=== Task instructions ===
Render the following material again verbatim, leaving nothing out.

=== Records for this exercise ===

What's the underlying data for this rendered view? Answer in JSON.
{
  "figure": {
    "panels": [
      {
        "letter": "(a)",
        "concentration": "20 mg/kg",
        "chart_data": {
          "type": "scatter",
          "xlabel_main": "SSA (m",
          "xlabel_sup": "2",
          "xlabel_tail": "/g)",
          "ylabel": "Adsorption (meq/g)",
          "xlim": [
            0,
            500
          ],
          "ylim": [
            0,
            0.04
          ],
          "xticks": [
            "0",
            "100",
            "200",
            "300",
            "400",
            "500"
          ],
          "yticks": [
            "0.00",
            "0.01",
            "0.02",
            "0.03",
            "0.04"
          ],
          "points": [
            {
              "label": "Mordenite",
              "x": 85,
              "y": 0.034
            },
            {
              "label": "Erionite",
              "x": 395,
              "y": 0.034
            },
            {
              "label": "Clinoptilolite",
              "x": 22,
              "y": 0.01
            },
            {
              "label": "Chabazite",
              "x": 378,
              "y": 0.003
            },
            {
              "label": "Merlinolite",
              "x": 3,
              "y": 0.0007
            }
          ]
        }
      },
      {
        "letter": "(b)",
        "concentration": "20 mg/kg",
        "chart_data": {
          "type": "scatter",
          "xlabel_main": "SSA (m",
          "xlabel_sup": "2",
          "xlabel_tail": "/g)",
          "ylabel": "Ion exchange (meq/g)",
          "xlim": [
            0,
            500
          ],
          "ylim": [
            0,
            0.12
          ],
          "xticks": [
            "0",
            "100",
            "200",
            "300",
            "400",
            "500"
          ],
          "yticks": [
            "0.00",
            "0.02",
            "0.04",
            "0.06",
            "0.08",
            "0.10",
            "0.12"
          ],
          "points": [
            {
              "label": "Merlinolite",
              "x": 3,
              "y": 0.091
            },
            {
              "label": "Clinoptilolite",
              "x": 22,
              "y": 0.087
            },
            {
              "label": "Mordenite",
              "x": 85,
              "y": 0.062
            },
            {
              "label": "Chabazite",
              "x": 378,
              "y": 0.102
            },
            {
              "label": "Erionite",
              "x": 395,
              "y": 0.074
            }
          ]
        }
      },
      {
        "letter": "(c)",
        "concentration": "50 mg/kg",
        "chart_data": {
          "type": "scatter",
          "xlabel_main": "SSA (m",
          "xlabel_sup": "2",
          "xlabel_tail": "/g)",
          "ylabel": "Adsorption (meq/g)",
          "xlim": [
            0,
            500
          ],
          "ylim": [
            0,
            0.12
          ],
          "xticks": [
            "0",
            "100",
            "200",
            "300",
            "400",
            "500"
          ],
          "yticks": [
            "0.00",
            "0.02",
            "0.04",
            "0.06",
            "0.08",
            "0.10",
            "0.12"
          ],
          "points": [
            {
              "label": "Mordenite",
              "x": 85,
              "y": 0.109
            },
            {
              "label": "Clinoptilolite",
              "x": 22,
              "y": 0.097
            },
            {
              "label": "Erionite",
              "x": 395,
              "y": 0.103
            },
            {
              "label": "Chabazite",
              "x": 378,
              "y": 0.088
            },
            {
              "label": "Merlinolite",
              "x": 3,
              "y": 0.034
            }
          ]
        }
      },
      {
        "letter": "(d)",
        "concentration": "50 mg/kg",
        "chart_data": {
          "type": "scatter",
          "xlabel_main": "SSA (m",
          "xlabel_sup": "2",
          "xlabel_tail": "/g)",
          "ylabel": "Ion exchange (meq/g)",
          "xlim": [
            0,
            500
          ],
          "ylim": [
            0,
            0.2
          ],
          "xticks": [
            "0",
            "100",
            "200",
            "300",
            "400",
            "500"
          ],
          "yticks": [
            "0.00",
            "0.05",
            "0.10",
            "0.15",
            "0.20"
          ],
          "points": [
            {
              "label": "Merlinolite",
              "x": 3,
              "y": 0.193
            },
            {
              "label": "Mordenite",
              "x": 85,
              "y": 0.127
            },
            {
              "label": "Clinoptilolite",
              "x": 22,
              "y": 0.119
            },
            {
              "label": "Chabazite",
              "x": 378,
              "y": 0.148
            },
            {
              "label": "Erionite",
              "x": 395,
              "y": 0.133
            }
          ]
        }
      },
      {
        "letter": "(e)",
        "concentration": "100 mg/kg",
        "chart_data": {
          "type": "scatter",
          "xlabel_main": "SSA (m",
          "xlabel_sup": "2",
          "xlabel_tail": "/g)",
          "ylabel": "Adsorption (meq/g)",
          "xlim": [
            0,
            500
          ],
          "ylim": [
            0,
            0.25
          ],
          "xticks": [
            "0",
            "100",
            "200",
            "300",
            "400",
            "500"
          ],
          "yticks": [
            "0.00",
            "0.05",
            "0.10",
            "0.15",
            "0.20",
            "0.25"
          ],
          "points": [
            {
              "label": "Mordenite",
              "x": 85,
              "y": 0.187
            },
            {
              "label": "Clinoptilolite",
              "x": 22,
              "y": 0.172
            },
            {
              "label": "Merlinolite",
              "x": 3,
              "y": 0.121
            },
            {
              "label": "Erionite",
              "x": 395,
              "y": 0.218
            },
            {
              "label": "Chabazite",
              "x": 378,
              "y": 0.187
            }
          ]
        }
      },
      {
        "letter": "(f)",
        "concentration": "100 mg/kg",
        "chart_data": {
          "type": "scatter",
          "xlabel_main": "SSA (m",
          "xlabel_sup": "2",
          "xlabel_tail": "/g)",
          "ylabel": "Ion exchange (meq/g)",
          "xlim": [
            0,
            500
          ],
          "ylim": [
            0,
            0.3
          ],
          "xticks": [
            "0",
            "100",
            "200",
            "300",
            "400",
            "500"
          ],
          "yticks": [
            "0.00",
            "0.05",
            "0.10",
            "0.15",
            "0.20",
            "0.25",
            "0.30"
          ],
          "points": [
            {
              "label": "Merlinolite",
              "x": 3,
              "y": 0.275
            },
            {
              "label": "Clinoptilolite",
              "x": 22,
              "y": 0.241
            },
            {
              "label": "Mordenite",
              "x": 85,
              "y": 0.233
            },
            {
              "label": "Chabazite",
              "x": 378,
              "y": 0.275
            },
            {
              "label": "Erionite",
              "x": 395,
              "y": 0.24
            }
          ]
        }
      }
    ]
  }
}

=== Answer for this exercise ===
What's the underlying data for this rendered view? Answer in JSON.
{
  "figure": {
    "panels": [
      {
        "letter": "(a)",
        "concentration": "20 mg/kg",
        "chart_data": {
          "type": "scatter",
          "xlabel_main": "SSA (m",
          "xlabel_sup": "2",
          "xlabel_tail": "/g)",
          "ylabel": "Adsorption (meq/g)",
          "xlim": [
            0,
            500
          ],
          "ylim": [
            0,
            0.04
          ],
          "xticks": [
            "0",
            "100",
            "200",
            "300",
            "400",
            "500"
          ],
          "yticks": [
            "0.00",
            "0.01",
            "0.02",
            "0.03",
            "0.04"
          ],
          "points": [
            {
              "label": "Mordenite",
              "x": 85,
              "y": 0.034
            },
            {
              "label": "Erionite",
              "x": 395,
              "y": 0.034
            },
            {
              "label": "Clinoptilolite",
              "x": 22,
              "y": 0.01
            },
            {
              "label": "Chabazite",
              "x": 378,
              "y": 0.003
            },
            {
              "label": "Merlinolite",
              "x": 3,
              "y": 0.0007
            }
          ]
        }
      },
      {
        "letter": "(b)",
        "concentration": "20 mg/kg",
        "chart_data": {
          "type": "scatter",
          "xlabel_main": "SSA (m",
          "xlabel_sup": "2",
          "xlabel_tail": "/g)",
          "ylabel": "Ion exchange (meq/g)",
          "xlim": [
            0,
            500
          ],
          "ylim": [
            0,
            0.12
          ],
          "xticks": [
            "0",
            "100",
            "200",
            "300",
            "400",
            "500"
          ],
          "yticks": [
            "0.00",
            "0.02",
            "0.04",
            "0.06",
            "0.08",
            "0.10",
            "0.12"
          ],
          "points": [
            {
              "label": "Merlinolite",
              "x": 3,
              "y": 0.091
            },
            {
              "label": "Clinoptilolite",
              "x": 22,
              "y": 0.087
            },
            {
              "label": "Mordenite",
              "x": 85,
              "y": 0.062
            },
            {
              "label": "Chabazite",
              "x": 378,
              "y": 0.102
            },
            {
              "label": "Erionite",
              "x": 395,
              "y": 0.074
            }
          ]
        }
      },
      {
        "letter": "(c)",
        "concentration": "50 mg/kg",
        "chart_data": {
          "type": "scatter",
          "xlabel_main": "SSA (m",
          "xlabel_sup": "2",
          "xlabel_tail": "/g)",
          "ylabel": "Adsorption (meq/g)",
          "xlim": [
            0,
            500
          ],
          "ylim": [
            0,
            0.12
          ],
          "xticks": [
            "0",
            "100",
            "200",
            "300",
            "400",
            "500"
          ],
          "yticks": [
            "0.00",
            "0.02",
            "0.04",
            "0.06",
            "0.08",
            "0.10",
            "0.12"
          ],
          "points": [
            {
              "label": "Mordenite",
              "x": 85,
              "y": 0.109
            },
            {
              "label": "Clinoptilolite",
              "x": 22,
              "y": 0.097
            },
            {
              "label": "Erionite",
              "x": 395,
              "y": 0.103
            },
            {
              "label": "Chabazite",
              "x": 378,
              "y": 0.088
            },
            {
              "label": "Merlinolite",
              "x": 3,
              "y": 0.034
            }
          ]
        }
      },
      {
        "letter": "(d)",
        "concentration": "50 mg/kg",
        "chart_data": {
          "type": "scatter",
          "xlabel_main": "SSA (m",
          "xlabel_sup": "2",
          "xlabel_tail": "/g)",
          "ylabel": "Ion exchange (meq/g)",
          "xlim": [
            0,
            500
          ],
          "ylim": [
            0,
            0.2
          ],
          "xticks": [
            "0",
            "100",
            "200",
            "300",
            "400",
            "500"
          ],
          "yticks": [
            "0.00",
            "0.05",
            "0.10",
            "0.15",
            "0.20"
          ],
          "points": [
            {
              "label": "Merlinolite",
              "x": 3,
              "y": 0.193
            },
            {
              "label": "Mordenite",
              "x": 85,
              "y": 0.127
            },
            {
              "label": "Clinoptilolite",
              "x": 22,
              "y": 0.119
            },
            {
              "label": "Chabazite",
              "x": 378,
              "y": 0.148
            },
            {
              "label": "Erionite",
              "x": 395,
              "y": 0.133
            }
          ]
        }
      },
      {
        "letter": "(e)",
        "concentration": "100 mg/kg",
        "chart_data": {
          "type": "scatter",
          "xlabel_main": "SSA (m",
          "xlabel_sup": "2",
          "xlabel_tail": "/g)",
          "ylabel": "Adsorption (meq/g)",
          "xlim": [
            0,
            500
          ],
          "ylim": [
            0,
            0.25
          ],
          "xticks": [
            "0",
            "100",
            "200",
            "300",
            "400",
            "500"
          ],
          "yticks": [
            "0.00",
            "0.05",
            "0.10",
            "0.15",
            "0.20",
            "0.25"
          ],
          "points": [
            {
              "label": "Mordenite",
              "x": 85,
              "y": 0.187
            },
            {
              "label": "Clinoptilolite",
              "x": 22,
              "y": 0.172
            },
            {
              "label": "Merlinolite",
              "x": 3,
              "y": 0.121
            },
            {
              "label": "Erionite",
              "x": 395,
              "y": 0.218
            },
            {
              "label": "Chabazite",
              "x": 378,
              "y": 0.187
            }
          ]
        }
      },
      {
        "letter": "(f)",
        "concentration": "100 mg/kg",
        "chart_data": {
          "type": "scatter",
          "xlabel_main": "SSA (m",
          "xlabel_sup": "2",
          "xlabel_tail": "/g)",
          "ylabel": "Ion exchange (meq/g)",
          "xlim": [
            0,
            500
          ],
          "ylim": [
            0,
            0.3
          ],
          "xticks": [
            "0",
            "100",
            "200",
            "300",
            "400",
            "500"
          ],
          "yticks": [
            "0.00",
            "0.05",
            "0.10",
            "0.15",
            "0.20",
            "0.25",
            "0.30"
          ],
          "points": [
            {
              "label": "Merlinolite",
              "x": 3,
              "y": 0.275
            },
            {
              "label": "Clinoptilolite",
              "x": 22,
              "y": 0.241
            },
            {
              "label": "Mordenite",
              "x": 85,
              "y": 0.233
            },
            {
              "label": "Chabazite",
              "x": 378,
              "y": 0.275
            },
            {
              "label": "Erionite",
              "x": 395,
              "y": 0.24
            }
          ]
        }
      }
    ]
  }
}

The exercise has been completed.